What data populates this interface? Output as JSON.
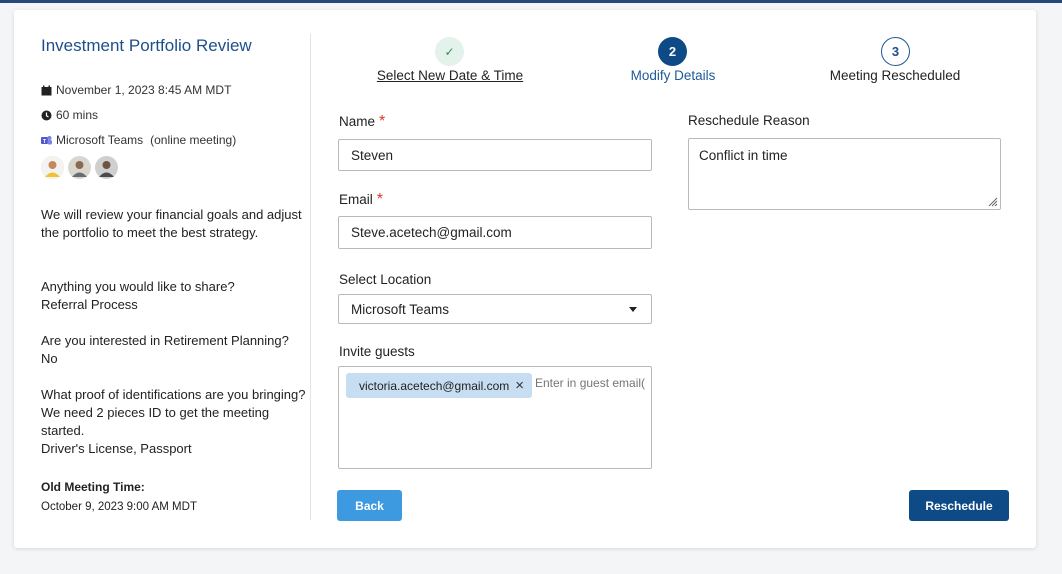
{
  "event": {
    "title": "Investment Portfolio Review",
    "date": "November 1, 2023 8:45 AM MDT",
    "duration": "60 mins",
    "location": "Microsoft Teams",
    "location_note": "(online meeting)",
    "description": "We will review your financial goals and adjust the portfolio to meet the best strategy.",
    "qa": [
      {
        "question": "Anything you would like to share?",
        "answer": "Referral Process"
      },
      {
        "question": "Are you interested in Retirement Planning?",
        "answer": "No"
      },
      {
        "question": "What proof of identifications are you bringing? We need 2 pieces ID to get the meeting started.",
        "answer": "Driver's License, Passport"
      }
    ],
    "old_time_label": "Old Meeting Time:",
    "old_time_value": "October 9, 2023 9:00 AM MDT"
  },
  "steps": [
    {
      "number": "✓",
      "label": "Select New Date & Time",
      "state": "done"
    },
    {
      "number": "2",
      "label": "Modify Details",
      "state": "active"
    },
    {
      "number": "3",
      "label": "Meeting Rescheduled",
      "state": "pending"
    }
  ],
  "form": {
    "name_label": "Name",
    "name_value": "Steven",
    "email_label": "Email",
    "email_value": "Steve.acetech@gmail.com",
    "required_mark": "*",
    "location_label": "Select Location",
    "location_value": "Microsoft Teams",
    "guests_label": "Invite guests",
    "guest_chip": "victoria.acetech@gmail.com",
    "guest_chip_remove": "×",
    "guest_placeholder": "Enter in guest email(",
    "reason_label": "Reschedule Reason",
    "reason_value": "Conflict in time"
  },
  "buttons": {
    "back": "Back",
    "reschedule": "Reschedule"
  },
  "colors": {
    "primary": "#0d4a86",
    "back_button": "#3d9ae0",
    "title": "#1d4f8a",
    "chip": "#c7def2",
    "required": "#d9382e"
  }
}
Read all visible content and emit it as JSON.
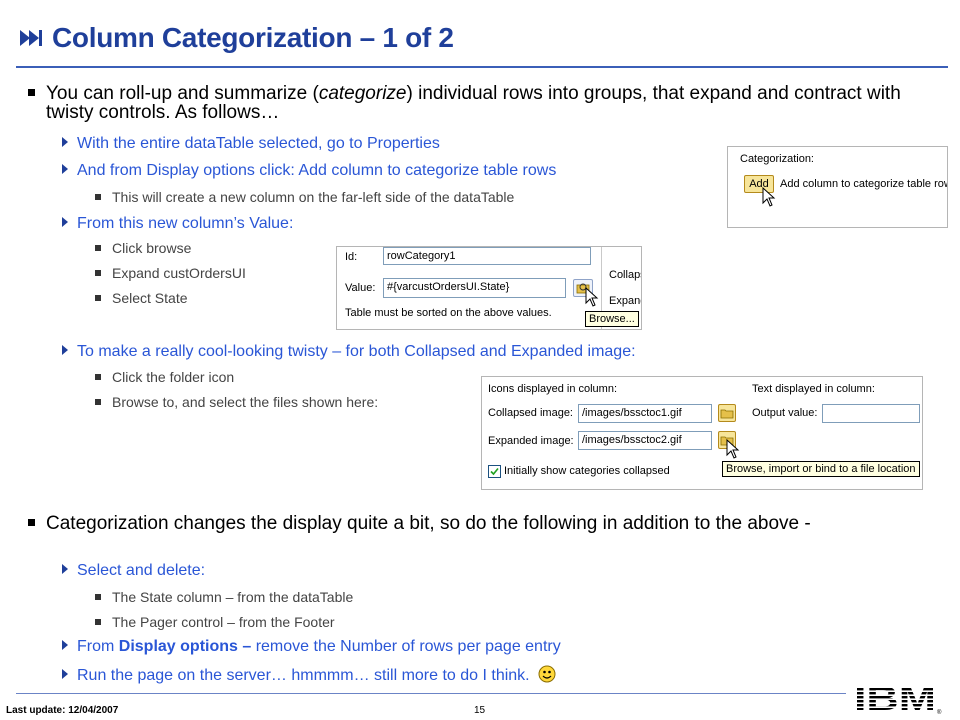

_WHAT YOU SHOULD DO_
Tally up the lines holding the word "acetech" in the data above, and answer with that figure only.

_FINAL RESULT_
2